TASK TO CARRY OUT: In the material below, find each line holding the string "Fovea" and copy it.

#### DATA PROVIDED

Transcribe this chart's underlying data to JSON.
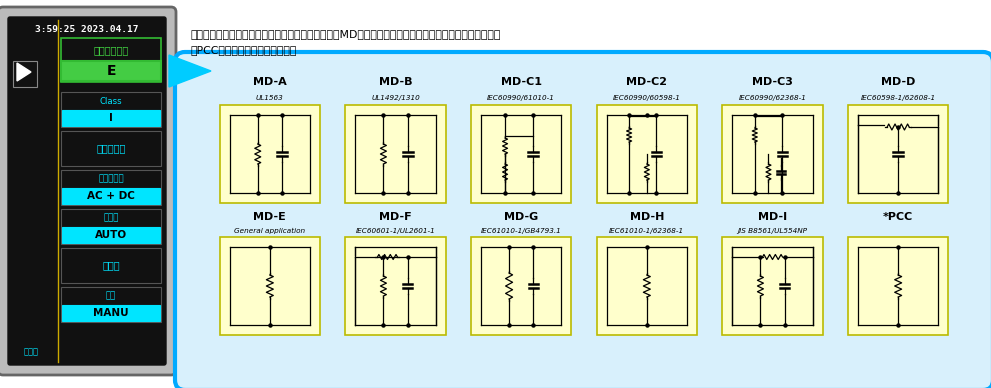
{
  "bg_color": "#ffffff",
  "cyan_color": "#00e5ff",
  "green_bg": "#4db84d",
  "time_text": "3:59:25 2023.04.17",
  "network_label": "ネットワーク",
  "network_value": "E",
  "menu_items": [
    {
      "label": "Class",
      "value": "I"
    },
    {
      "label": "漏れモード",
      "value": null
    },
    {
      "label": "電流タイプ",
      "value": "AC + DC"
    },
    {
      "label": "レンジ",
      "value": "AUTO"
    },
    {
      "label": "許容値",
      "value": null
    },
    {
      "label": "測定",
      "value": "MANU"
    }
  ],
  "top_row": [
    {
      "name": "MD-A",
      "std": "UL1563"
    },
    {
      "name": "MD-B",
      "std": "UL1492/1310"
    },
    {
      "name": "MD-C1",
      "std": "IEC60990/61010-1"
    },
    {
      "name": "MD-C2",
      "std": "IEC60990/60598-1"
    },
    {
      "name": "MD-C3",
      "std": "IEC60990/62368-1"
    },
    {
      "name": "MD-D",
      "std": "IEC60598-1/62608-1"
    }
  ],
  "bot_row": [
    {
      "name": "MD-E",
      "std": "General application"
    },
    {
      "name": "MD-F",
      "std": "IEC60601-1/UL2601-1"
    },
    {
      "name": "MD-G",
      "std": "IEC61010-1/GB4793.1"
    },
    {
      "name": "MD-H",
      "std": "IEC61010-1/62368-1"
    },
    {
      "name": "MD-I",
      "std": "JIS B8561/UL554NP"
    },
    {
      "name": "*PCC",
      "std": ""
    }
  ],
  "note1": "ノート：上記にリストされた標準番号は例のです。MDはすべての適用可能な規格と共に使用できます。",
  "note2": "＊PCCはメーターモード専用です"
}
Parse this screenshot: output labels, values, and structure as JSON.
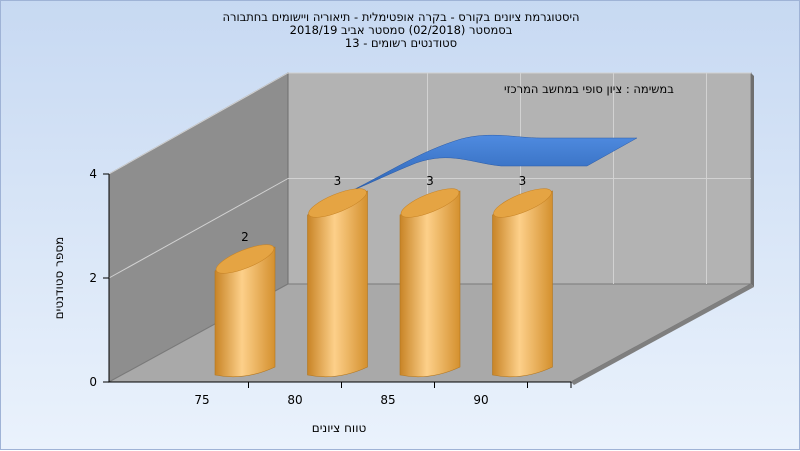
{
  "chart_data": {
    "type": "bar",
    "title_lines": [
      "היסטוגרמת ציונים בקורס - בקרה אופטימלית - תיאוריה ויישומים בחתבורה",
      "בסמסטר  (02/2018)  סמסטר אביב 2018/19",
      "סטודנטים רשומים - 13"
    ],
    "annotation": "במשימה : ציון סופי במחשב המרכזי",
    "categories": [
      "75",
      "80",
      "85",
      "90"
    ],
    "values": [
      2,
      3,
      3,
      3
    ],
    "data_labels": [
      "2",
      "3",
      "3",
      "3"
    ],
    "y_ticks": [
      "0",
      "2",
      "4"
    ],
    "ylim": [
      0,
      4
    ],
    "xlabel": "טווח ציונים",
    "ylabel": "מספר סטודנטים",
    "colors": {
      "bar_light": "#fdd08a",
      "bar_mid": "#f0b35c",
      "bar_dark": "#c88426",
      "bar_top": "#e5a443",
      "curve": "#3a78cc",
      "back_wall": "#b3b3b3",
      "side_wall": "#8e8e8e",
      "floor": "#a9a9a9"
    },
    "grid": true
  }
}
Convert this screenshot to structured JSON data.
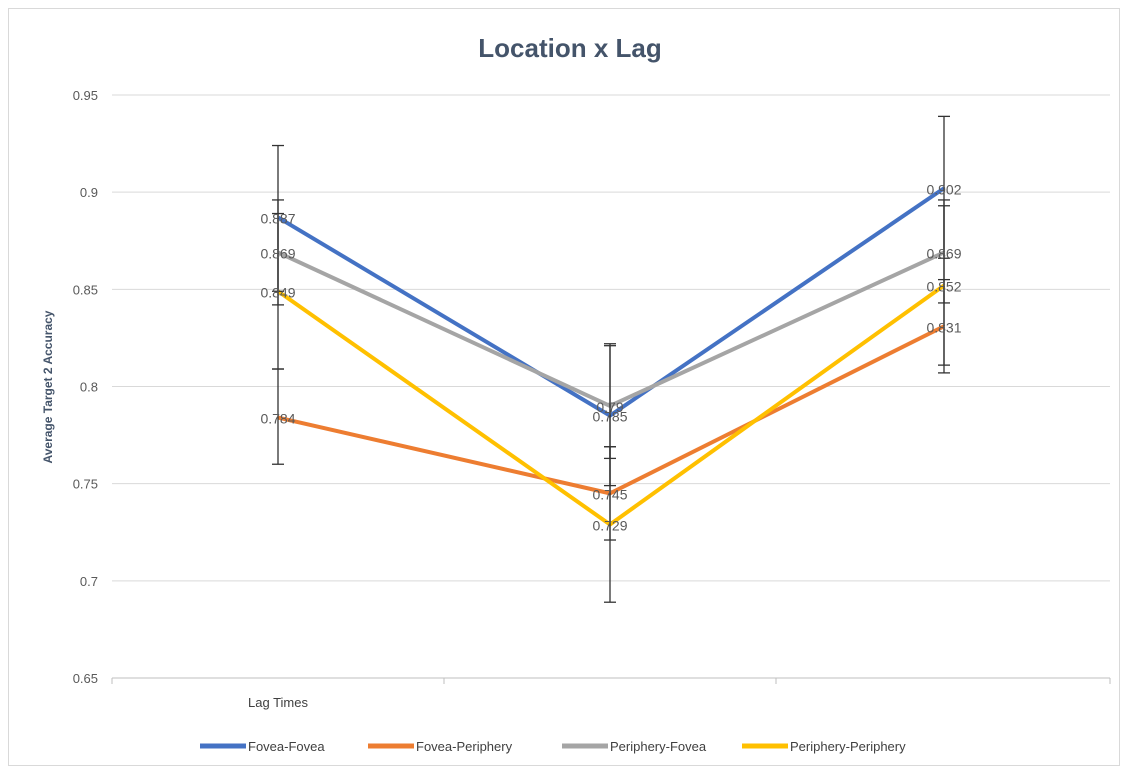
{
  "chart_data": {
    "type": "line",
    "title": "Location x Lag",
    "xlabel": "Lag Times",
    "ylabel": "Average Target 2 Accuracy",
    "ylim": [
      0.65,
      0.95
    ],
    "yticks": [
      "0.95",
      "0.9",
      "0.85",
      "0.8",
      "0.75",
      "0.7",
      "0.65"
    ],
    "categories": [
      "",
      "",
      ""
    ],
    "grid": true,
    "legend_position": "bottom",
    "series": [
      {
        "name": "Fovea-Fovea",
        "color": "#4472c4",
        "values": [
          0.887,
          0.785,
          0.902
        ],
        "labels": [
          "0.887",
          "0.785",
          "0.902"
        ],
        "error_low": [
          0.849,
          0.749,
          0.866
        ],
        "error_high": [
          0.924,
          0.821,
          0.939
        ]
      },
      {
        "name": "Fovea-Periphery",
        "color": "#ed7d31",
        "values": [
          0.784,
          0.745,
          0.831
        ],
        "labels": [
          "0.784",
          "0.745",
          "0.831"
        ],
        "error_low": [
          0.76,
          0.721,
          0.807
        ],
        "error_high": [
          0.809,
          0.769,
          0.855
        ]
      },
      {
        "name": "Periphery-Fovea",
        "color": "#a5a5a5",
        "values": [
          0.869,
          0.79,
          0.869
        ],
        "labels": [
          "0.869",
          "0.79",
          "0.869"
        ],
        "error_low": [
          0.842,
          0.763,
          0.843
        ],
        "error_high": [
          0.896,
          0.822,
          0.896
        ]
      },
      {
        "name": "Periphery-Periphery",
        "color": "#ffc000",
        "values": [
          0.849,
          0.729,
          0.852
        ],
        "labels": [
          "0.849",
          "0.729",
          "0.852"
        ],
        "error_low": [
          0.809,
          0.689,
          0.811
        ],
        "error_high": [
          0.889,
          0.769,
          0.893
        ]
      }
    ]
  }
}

########
#### DATA PROVIDED

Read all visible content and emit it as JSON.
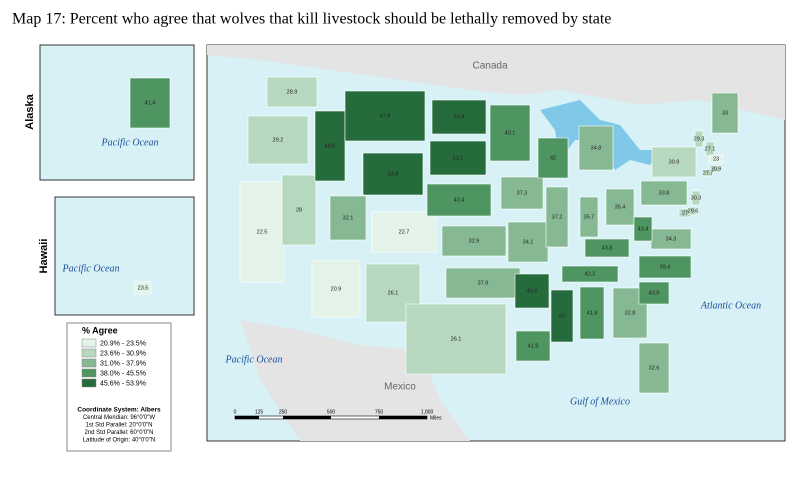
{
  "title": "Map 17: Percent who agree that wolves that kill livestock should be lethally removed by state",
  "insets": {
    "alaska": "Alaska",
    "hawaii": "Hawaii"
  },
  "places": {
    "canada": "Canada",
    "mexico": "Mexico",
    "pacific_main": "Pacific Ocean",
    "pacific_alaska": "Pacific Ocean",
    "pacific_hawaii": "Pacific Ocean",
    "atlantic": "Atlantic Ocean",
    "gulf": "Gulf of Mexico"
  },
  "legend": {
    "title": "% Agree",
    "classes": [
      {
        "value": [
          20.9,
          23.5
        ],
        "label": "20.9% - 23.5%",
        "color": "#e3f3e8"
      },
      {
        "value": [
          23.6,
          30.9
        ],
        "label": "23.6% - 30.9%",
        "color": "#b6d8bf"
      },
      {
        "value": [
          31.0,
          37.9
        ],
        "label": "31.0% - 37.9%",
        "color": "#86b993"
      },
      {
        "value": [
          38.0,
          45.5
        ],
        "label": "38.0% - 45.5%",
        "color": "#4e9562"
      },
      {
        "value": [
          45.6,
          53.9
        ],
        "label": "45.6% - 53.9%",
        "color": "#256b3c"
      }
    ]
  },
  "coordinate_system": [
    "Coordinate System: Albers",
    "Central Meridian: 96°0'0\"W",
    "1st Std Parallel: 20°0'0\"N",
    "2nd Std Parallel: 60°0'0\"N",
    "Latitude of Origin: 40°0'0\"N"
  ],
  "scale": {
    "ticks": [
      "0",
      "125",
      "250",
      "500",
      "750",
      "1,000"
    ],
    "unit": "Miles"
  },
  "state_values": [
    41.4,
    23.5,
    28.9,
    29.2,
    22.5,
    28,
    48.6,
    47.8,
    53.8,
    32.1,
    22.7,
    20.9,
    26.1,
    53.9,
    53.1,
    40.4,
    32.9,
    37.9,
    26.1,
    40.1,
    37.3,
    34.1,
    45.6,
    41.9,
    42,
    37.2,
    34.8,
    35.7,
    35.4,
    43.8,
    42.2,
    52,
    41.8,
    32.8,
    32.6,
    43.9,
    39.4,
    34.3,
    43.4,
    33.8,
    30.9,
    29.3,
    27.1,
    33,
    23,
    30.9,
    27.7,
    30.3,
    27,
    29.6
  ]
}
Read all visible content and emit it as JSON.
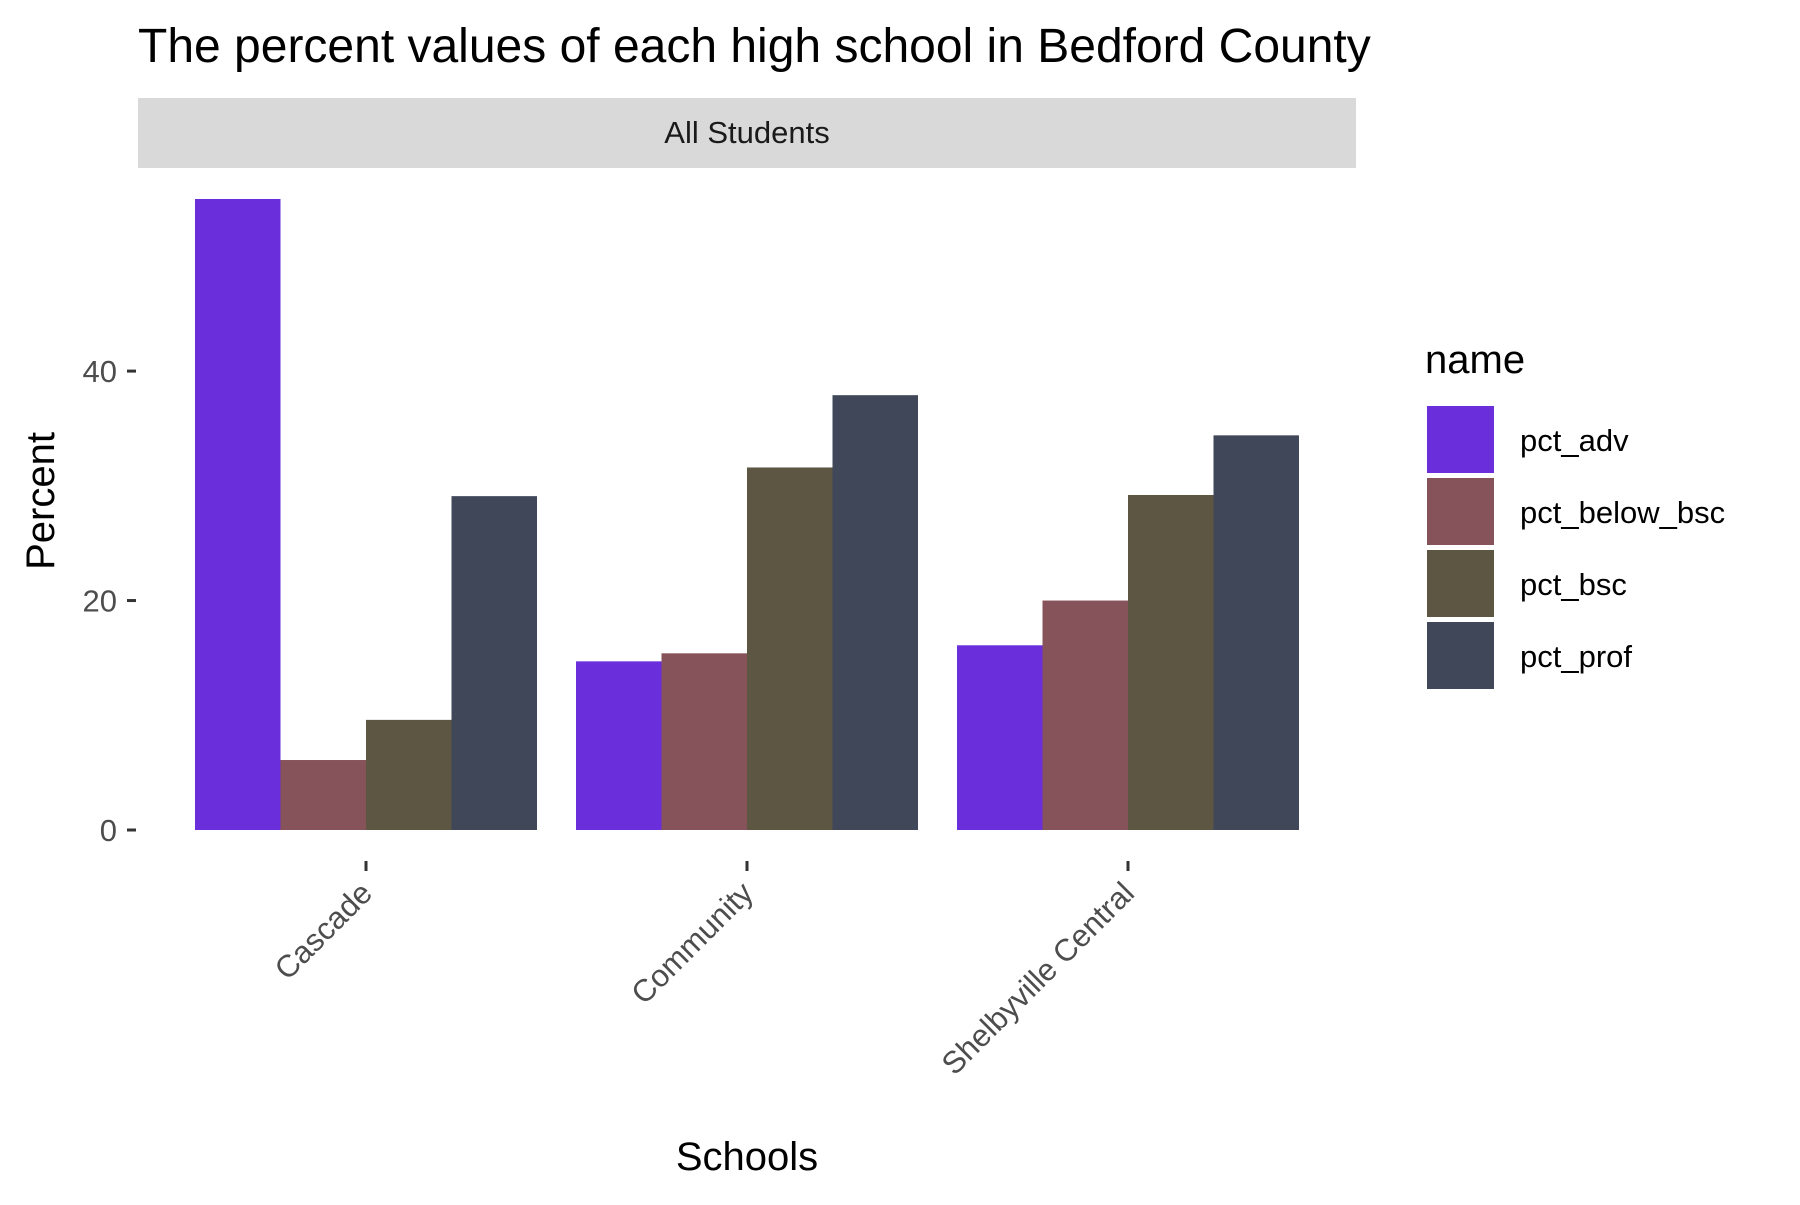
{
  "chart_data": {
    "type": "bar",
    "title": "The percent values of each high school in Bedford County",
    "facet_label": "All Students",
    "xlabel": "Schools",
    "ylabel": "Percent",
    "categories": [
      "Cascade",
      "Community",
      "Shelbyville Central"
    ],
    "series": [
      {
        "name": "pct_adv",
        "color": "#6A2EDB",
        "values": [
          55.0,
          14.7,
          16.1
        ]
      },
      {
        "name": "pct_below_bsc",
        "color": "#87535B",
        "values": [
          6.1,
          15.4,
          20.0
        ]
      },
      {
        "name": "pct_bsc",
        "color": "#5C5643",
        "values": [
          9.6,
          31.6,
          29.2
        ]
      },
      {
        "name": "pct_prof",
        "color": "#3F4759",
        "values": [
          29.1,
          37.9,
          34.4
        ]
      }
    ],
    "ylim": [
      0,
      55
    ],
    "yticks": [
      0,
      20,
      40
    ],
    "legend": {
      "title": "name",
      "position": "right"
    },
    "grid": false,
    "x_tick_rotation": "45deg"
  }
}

########
#### DATA PROVIDED

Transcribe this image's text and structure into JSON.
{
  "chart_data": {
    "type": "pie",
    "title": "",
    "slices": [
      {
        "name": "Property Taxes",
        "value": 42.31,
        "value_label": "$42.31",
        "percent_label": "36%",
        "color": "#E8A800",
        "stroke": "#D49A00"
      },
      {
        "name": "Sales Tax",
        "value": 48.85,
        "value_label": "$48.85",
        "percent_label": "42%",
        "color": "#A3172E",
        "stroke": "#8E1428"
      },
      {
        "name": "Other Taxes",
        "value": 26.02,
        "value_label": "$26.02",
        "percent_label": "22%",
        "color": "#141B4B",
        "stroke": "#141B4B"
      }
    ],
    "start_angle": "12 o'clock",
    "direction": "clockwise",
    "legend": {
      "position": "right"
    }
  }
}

########

SOLUTION TO THIS PROBLEM:
        "name": "Fovea-Fovea",
        "name": "Fovea-Periphery",
        "name": "Periphery-Fovea",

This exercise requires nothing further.